* [WHAT IS ASKED] Wherever "pilsner" appears in a line, copy that line.

* [INFORMATION SUPPLIED]
»»

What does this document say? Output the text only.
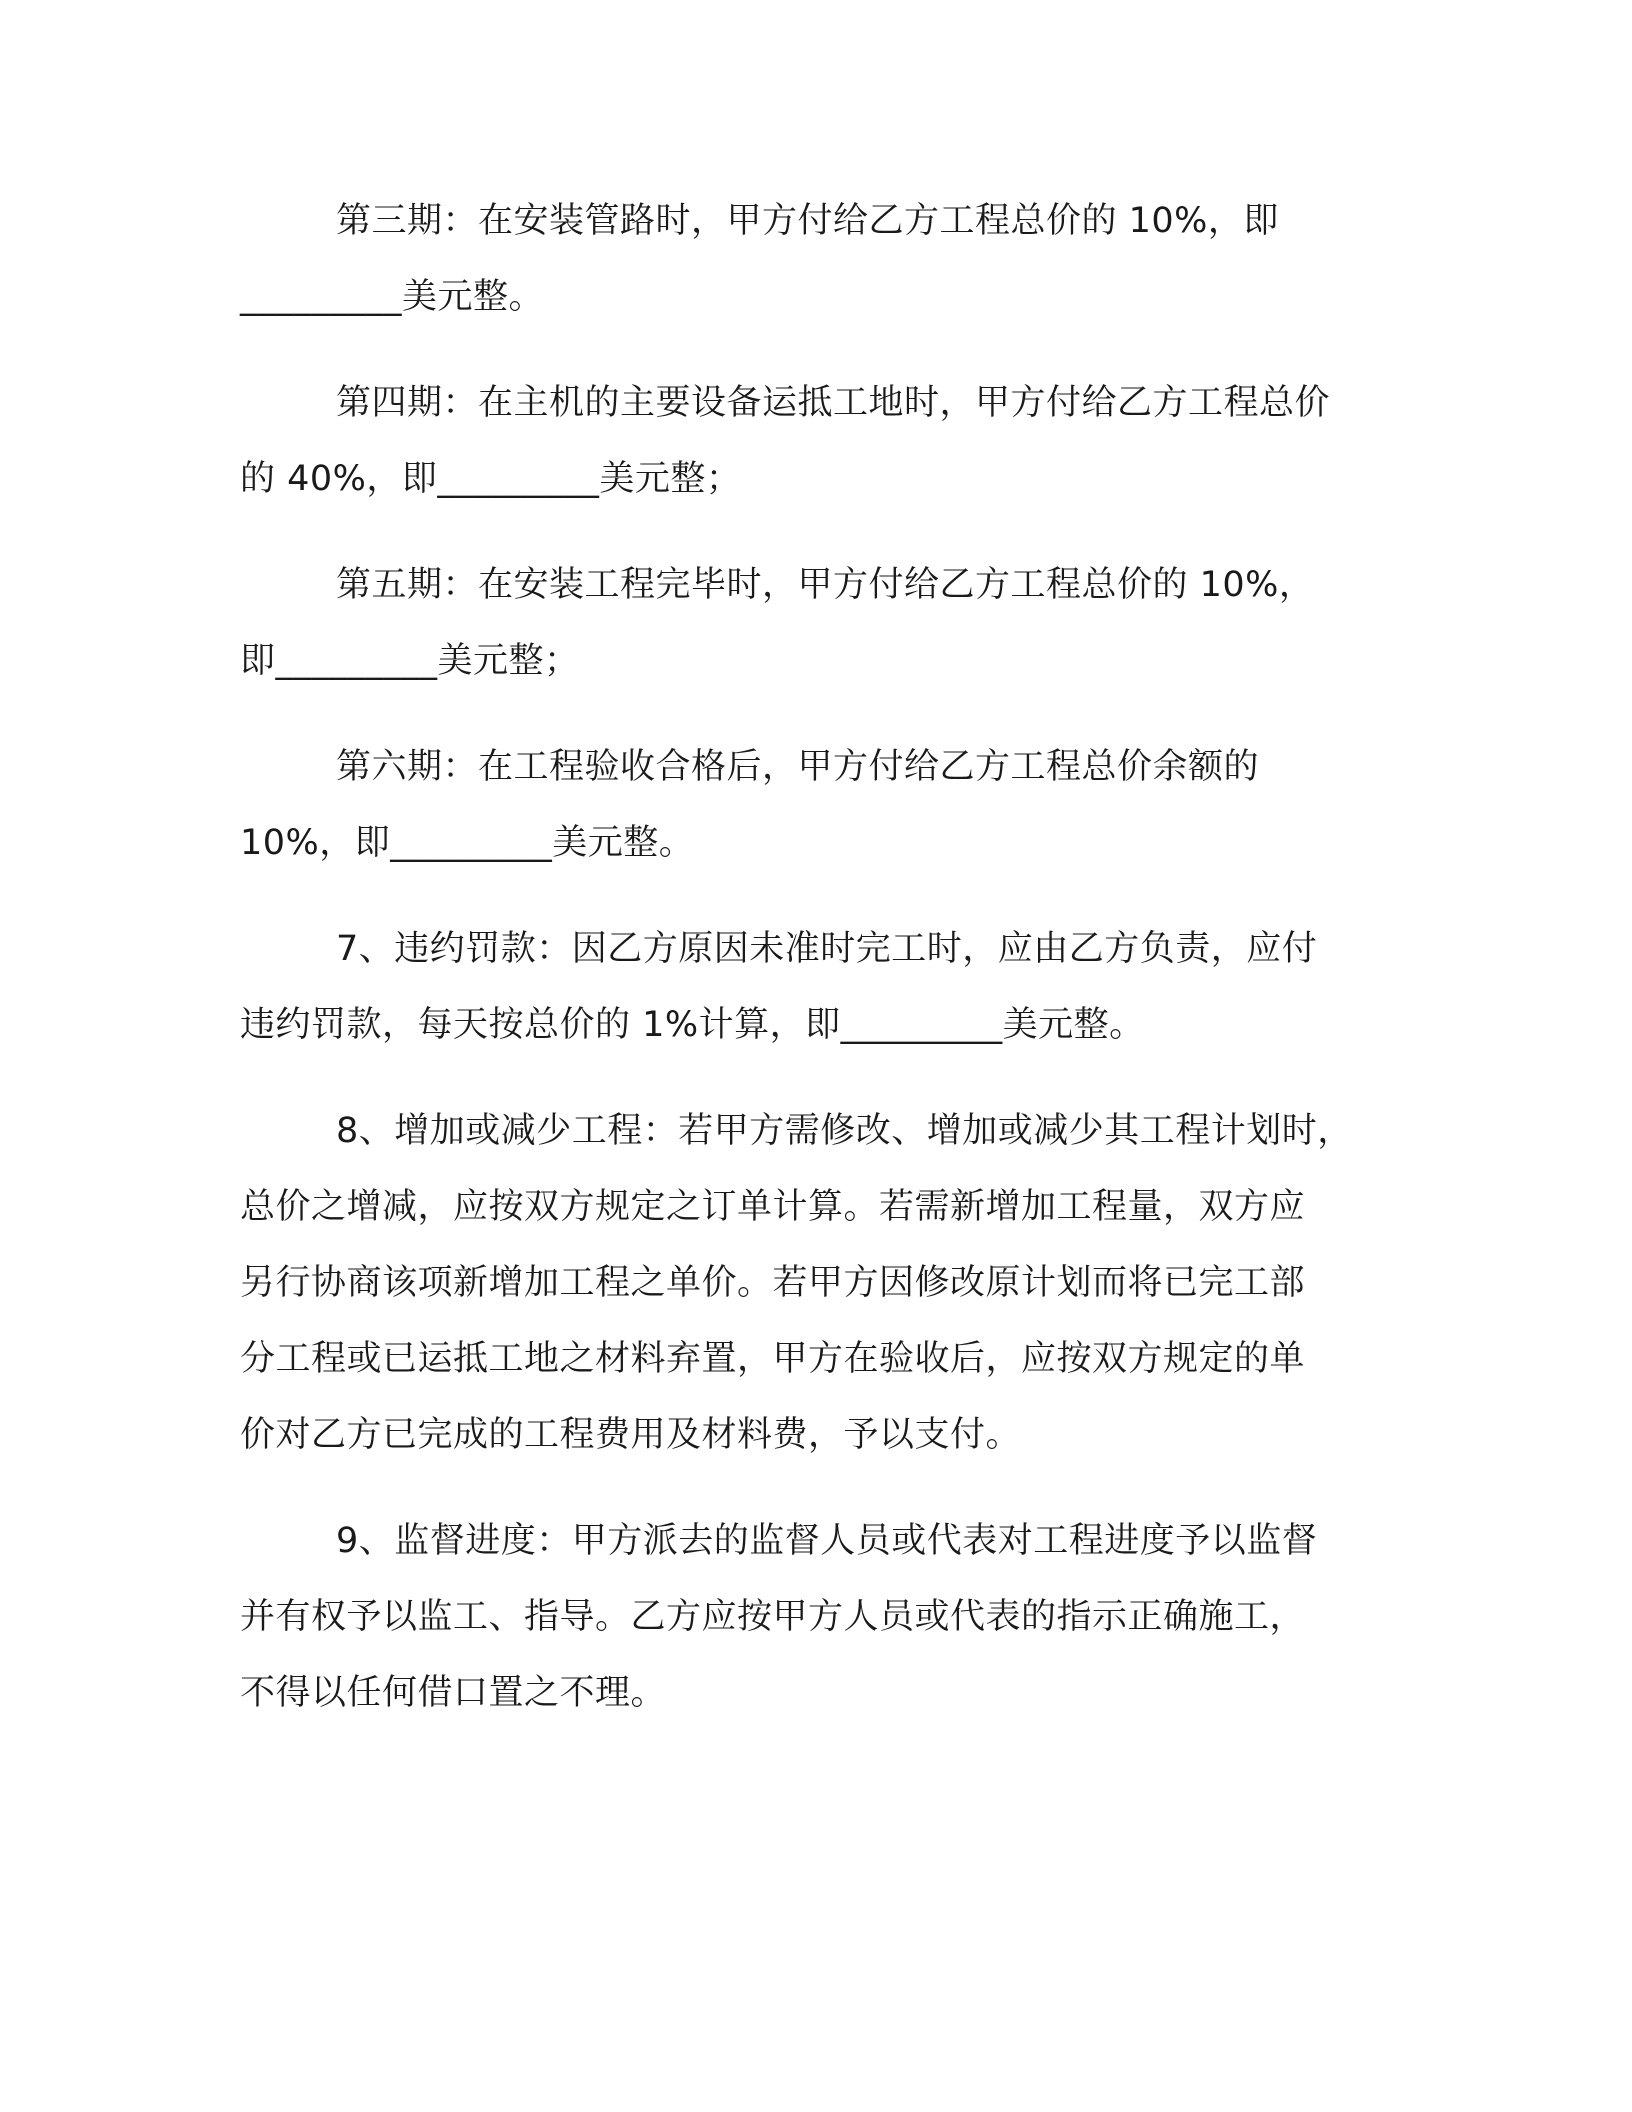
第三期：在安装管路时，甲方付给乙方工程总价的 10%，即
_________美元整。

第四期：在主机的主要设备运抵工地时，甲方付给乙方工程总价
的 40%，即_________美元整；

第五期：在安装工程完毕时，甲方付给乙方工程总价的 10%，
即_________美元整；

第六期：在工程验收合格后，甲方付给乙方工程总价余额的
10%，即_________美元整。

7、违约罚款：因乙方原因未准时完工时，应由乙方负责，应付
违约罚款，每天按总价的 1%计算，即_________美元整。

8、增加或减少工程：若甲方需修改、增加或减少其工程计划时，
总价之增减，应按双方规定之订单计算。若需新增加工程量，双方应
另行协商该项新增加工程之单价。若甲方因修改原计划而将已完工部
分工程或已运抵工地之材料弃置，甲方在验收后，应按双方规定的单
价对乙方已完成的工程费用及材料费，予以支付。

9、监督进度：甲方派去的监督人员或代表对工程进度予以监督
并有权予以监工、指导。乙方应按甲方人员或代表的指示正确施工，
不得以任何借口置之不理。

««
»»

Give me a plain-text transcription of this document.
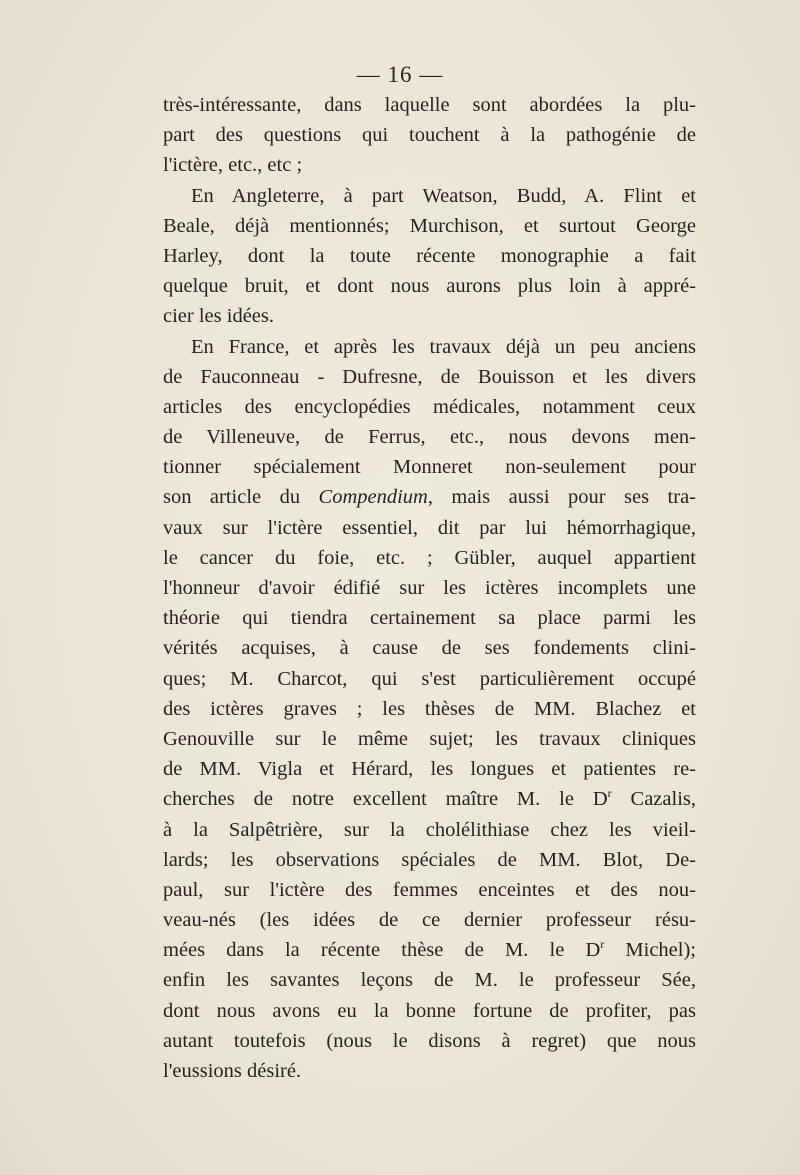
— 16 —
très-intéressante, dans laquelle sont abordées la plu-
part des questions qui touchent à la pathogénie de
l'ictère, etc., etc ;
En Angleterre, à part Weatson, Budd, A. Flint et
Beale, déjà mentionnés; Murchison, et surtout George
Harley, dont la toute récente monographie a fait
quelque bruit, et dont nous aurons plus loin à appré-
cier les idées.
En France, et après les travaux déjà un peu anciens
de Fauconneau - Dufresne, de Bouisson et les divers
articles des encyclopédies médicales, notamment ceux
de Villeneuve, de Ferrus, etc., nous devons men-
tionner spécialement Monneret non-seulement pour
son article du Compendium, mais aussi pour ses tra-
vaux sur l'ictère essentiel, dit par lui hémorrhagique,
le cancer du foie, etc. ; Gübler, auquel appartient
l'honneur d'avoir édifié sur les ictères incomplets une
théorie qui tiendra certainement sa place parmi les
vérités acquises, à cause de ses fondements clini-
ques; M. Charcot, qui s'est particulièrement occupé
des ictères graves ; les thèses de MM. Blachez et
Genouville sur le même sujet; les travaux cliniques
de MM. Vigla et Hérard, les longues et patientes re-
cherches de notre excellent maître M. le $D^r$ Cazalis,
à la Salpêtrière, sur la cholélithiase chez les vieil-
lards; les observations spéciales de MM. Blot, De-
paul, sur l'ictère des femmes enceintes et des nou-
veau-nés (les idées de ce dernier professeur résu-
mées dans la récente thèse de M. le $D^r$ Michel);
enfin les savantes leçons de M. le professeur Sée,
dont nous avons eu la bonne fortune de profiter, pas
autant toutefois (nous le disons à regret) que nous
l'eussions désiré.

««
»»

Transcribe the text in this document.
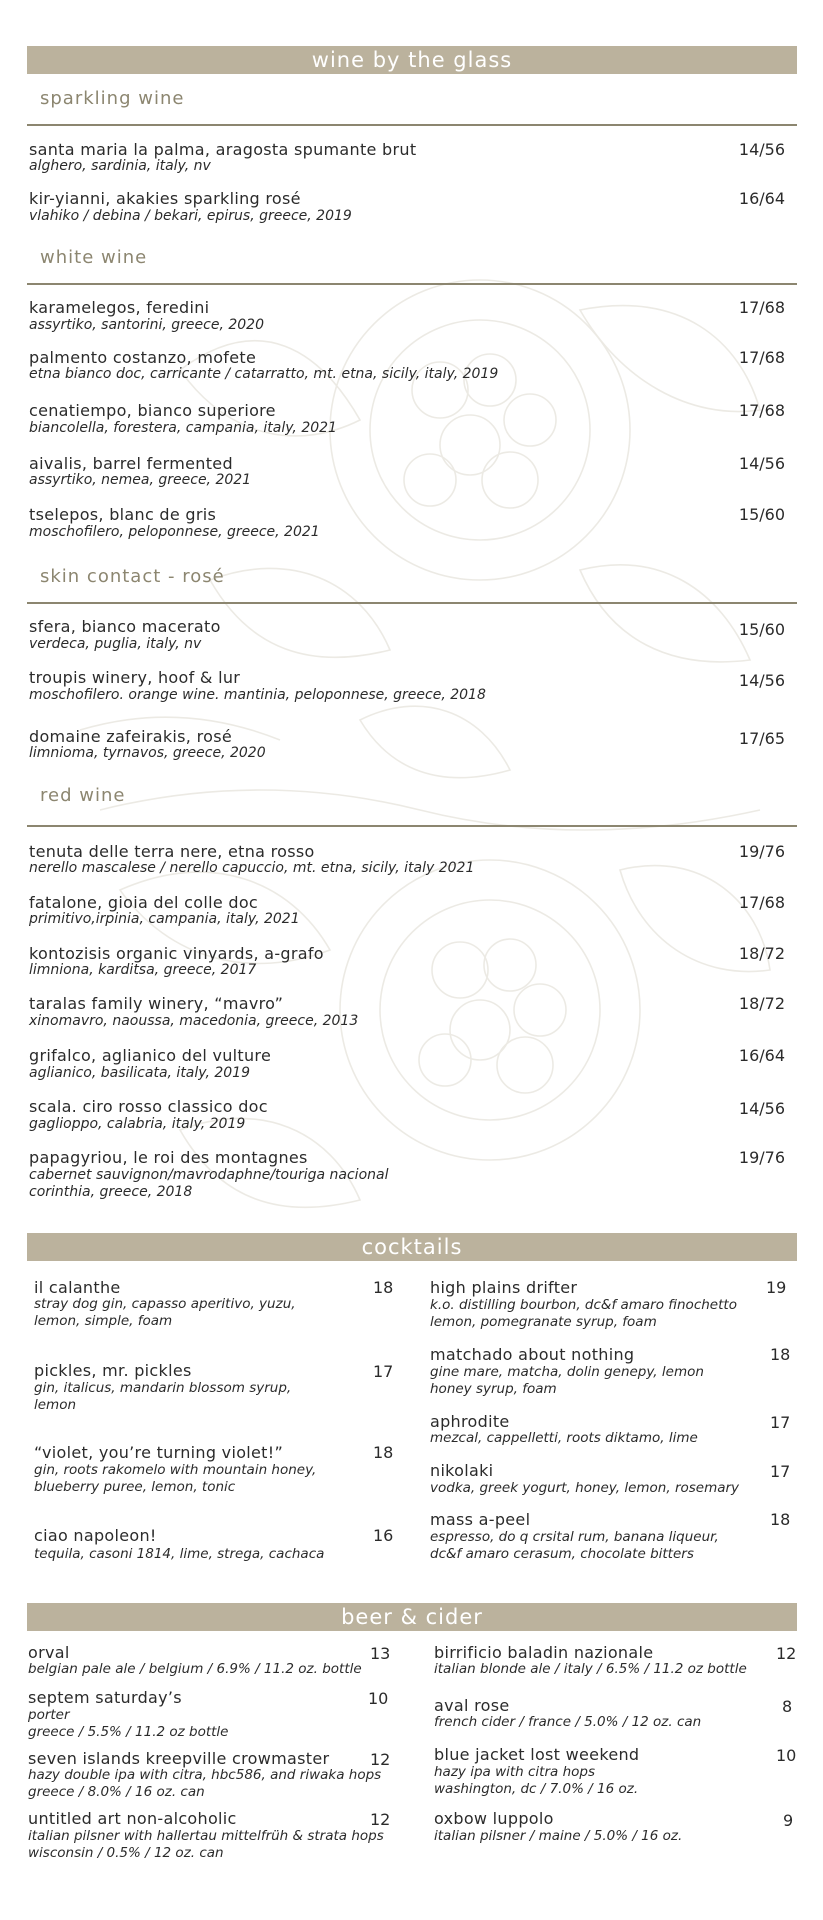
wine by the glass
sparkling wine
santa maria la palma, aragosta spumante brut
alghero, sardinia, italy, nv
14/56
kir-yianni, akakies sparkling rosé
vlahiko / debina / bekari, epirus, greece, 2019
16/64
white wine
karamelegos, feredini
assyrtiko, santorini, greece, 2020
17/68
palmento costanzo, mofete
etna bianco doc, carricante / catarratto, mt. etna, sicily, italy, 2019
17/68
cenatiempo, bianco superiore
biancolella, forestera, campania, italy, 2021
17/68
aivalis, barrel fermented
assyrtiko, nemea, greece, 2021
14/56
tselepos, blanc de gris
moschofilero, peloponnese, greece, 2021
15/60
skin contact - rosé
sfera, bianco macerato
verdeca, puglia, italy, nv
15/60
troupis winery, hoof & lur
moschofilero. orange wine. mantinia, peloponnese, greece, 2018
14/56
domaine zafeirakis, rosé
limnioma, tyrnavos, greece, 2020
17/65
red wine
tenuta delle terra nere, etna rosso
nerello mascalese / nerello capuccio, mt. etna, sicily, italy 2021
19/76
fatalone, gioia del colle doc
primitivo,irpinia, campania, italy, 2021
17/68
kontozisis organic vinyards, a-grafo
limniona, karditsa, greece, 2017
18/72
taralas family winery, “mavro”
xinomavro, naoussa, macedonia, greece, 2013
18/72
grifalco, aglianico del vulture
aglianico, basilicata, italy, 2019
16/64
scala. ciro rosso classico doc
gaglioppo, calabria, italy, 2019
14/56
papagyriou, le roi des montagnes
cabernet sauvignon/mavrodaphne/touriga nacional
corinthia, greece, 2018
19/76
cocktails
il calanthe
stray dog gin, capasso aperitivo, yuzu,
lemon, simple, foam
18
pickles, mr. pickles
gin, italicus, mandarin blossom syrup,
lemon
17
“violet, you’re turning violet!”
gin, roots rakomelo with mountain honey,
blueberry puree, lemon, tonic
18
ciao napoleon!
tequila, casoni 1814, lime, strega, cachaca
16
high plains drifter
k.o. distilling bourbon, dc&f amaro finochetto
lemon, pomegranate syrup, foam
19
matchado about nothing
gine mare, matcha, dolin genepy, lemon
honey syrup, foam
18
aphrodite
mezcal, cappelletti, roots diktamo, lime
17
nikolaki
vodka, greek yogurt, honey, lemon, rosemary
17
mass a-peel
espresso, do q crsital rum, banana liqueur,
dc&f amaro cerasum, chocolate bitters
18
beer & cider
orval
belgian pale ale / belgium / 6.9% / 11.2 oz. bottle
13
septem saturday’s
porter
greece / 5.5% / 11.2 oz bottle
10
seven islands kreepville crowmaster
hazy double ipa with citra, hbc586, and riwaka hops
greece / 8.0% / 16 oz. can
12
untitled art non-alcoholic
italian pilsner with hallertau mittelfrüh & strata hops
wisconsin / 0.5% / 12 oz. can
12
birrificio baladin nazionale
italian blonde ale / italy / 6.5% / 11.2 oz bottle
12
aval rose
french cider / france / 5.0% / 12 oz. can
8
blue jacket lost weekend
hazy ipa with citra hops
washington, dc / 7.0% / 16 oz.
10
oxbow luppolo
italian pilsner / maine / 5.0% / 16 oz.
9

««

* [WORKED ANSWER]
italian pilsner with hallertau mittelfrüh & strata hops
italian pilsner / maine / 5.0% / 16 oz.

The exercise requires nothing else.